INSTRUCTIONS FOR THE TASK:
Restate the entries word for word, omitting nothing.

MATERIAL SUPPLIED:

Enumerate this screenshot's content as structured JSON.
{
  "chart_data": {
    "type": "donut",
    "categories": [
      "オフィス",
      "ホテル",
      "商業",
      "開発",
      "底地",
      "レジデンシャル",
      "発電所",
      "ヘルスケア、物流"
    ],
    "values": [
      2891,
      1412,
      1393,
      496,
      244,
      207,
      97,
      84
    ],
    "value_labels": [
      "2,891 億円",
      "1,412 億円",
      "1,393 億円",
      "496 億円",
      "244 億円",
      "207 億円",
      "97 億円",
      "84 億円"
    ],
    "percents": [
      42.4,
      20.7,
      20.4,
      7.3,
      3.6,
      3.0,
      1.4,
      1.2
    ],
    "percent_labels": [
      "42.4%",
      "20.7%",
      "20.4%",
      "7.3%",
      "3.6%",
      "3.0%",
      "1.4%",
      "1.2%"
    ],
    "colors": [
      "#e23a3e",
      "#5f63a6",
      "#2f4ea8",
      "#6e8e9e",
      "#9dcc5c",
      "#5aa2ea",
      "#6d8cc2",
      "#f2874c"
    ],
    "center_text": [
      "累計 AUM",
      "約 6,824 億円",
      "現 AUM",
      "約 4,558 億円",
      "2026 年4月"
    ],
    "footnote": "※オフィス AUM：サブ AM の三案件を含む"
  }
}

WORKED SOLUTION:
Enumerate this screenshot's content as structured JSON.
{
  "chart_data": {
    "type": "donut",
    "categories": [
      "オフィス",
      "ホテル",
      "商業",
      "開発",
      "底地",
      "レジデンシャル",
      "発電所",
      "ヘルスケア、物流"
    ],
    "values": [
      2891,
      1412,
      1393,
      496,
      244,
      207,
      97,
      84
    ],
    "value_labels": [
      "2,891 億円",
      "1,412 億円",
      "1,393 億円",
      "496 億円",
      "244 億円",
      "207 億円",
      "97 億円",
      "84 億円"
    ],
    "percents": [
      42.4,
      20.7,
      20.4,
      7.3,
      3.6,
      3.0,
      1.4,
      1.2
    ],
    "percent_labels": [
      "42.4%",
      "20.7%",
      "20.4%",
      "7.3%",
      "3.6%",
      "3.0%",
      "1.4%",
      "1.2%"
    ],
    "colors": [
      "#e23a3e",
      "#5f63a6",
      "#2f4ea8",
      "#6e8e9e",
      "#9dcc5c",
      "#5aa2ea",
      "#6d8cc2",
      "#f2874c"
    ],
    "center_text": [
      "累計 AUM",
      "約 6,824 億円",
      "現 AUM",
      "約 4,558 億円",
      "2026 年4月"
    ],
    "footnote": "※オフィス AUM：サブ AM の三案件を含む"
  }
}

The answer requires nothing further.